◆ WHAT IS NEEDED: Take the material and output all of it exactly.

BEGIN RECORDS SHOWN

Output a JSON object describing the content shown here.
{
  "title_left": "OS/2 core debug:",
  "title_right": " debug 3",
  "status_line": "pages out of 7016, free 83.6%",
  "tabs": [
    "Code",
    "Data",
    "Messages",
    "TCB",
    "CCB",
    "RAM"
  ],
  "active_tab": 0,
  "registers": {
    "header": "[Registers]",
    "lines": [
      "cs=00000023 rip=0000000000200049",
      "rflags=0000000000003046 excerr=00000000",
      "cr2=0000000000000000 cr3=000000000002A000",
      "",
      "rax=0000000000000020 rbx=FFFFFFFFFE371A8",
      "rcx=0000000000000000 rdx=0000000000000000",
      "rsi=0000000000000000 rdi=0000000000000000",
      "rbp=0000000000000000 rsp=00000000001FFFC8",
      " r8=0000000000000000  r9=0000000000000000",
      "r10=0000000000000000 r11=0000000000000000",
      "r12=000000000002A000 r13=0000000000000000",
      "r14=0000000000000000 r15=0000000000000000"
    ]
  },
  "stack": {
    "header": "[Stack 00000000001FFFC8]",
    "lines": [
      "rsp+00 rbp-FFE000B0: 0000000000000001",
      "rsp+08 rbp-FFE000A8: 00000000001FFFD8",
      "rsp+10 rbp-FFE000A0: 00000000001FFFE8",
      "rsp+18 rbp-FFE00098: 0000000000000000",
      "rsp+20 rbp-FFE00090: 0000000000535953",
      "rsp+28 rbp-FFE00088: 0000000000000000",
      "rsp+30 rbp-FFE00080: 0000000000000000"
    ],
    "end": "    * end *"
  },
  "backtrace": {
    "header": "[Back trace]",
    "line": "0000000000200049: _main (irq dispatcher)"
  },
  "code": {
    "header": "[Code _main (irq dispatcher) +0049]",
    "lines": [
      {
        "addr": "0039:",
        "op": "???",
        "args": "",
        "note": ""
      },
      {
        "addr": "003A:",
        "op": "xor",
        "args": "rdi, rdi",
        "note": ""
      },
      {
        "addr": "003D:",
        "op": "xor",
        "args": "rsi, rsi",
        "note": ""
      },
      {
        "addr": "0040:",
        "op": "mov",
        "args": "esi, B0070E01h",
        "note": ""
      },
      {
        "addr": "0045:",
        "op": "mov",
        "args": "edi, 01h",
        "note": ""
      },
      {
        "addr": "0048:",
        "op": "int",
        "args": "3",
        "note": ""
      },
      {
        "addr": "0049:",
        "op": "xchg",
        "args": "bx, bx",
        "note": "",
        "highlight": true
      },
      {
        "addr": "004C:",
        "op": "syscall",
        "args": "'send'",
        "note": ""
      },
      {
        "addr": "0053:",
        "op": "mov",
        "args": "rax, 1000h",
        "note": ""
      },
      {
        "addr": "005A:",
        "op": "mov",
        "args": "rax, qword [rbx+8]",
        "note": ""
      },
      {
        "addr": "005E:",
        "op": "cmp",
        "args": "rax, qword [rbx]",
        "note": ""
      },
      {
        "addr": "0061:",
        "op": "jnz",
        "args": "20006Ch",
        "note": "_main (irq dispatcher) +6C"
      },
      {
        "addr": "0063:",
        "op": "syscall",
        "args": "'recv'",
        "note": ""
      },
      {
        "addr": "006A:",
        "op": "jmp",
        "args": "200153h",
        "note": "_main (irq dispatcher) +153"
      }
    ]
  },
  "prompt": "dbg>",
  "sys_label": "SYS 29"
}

END RECORDS SHOWN

◆ SOLUTION FOR THIS PROBLEM:
Output a JSON object describing the content shown here.
{
  "title_left": "OS/2 core debug:",
  "title_right": " debug 3",
  "status_line": "pages out of 7016, free 83.6%",
  "tabs": [
    "Code",
    "Data",
    "Messages",
    "TCB",
    "CCB",
    "RAM"
  ],
  "active_tab": 0,
  "registers": {
    "header": "[Registers]",
    "lines": [
      "cs=00000023 rip=0000000000200049",
      "rflags=0000000000003046 excerr=00000000",
      "cr2=0000000000000000 cr3=000000000002A000",
      "",
      "rax=0000000000000020 rbx=FFFFFFFFFE371A8",
      "rcx=0000000000000000 rdx=0000000000000000",
      "rsi=0000000000000000 rdi=0000000000000000",
      "rbp=0000000000000000 rsp=00000000001FFFC8",
      " r8=0000000000000000  r9=0000000000000000",
      "r10=0000000000000000 r11=0000000000000000",
      "r12=000000000002A000 r13=0000000000000000",
      "r14=0000000000000000 r15=0000000000000000"
    ]
  },
  "stack": {
    "header": "[Stack 00000000001FFFC8]",
    "lines": [
      "rsp+00 rbp-FFE000B0: 0000000000000001",
      "rsp+08 rbp-FFE000A8: 00000000001FFFD8",
      "rsp+10 rbp-FFE000A0: 00000000001FFFE8",
      "rsp+18 rbp-FFE00098: 0000000000000000",
      "rsp+20 rbp-FFE00090: 0000000000535953",
      "rsp+28 rbp-FFE00088: 0000000000000000",
      "rsp+30 rbp-FFE00080: 0000000000000000"
    ],
    "end": "    * end *"
  },
  "backtrace": {
    "header": "[Back trace]",
    "line": "0000000000200049: _main (irq dispatcher)"
  },
  "code": {
    "header": "[Code _main (irq dispatcher) +0049]",
    "lines": [
      {
        "addr": "0039:",
        "op": "???",
        "args": "",
        "note": ""
      },
      {
        "addr": "003A:",
        "op": "xor",
        "args": "rdi, rdi",
        "note": ""
      },
      {
        "addr": "003D:",
        "op": "xor",
        "args": "rsi, rsi",
        "note": ""
      },
      {
        "addr": "0040:",
        "op": "mov",
        "args": "esi, B0070E01h",
        "note": ""
      },
      {
        "addr": "0045:",
        "op": "mov",
        "args": "edi, 01h",
        "note": ""
      },
      {
        "addr": "0048:",
        "op": "int",
        "args": "3",
        "note": ""
      },
      {
        "addr": "0049:",
        "op": "xchg",
        "args": "bx, bx",
        "note": "",
        "highlight": true
      },
      {
        "addr": "004C:",
        "op": "syscall",
        "args": "'send'",
        "note": ""
      },
      {
        "addr": "0053:",
        "op": "mov",
        "args": "rax, 1000h",
        "note": ""
      },
      {
        "addr": "005A:",
        "op": "mov",
        "args": "rax, qword [rbx+8]",
        "note": ""
      },
      {
        "addr": "005E:",
        "op": "cmp",
        "args": "rax, qword [rbx]",
        "note": ""
      },
      {
        "addr": "0061:",
        "op": "jnz",
        "args": "20006Ch",
        "note": "_main (irq dispatcher) +6C"
      },
      {
        "addr": "0063:",
        "op": "syscall",
        "args": "'recv'",
        "note": ""
      },
      {
        "addr": "006A:",
        "op": "jmp",
        "args": "200153h",
        "note": "_main (irq dispatcher) +153"
      }
    ]
  },
  "prompt": "dbg>",
  "sys_label": "SYS 29"
}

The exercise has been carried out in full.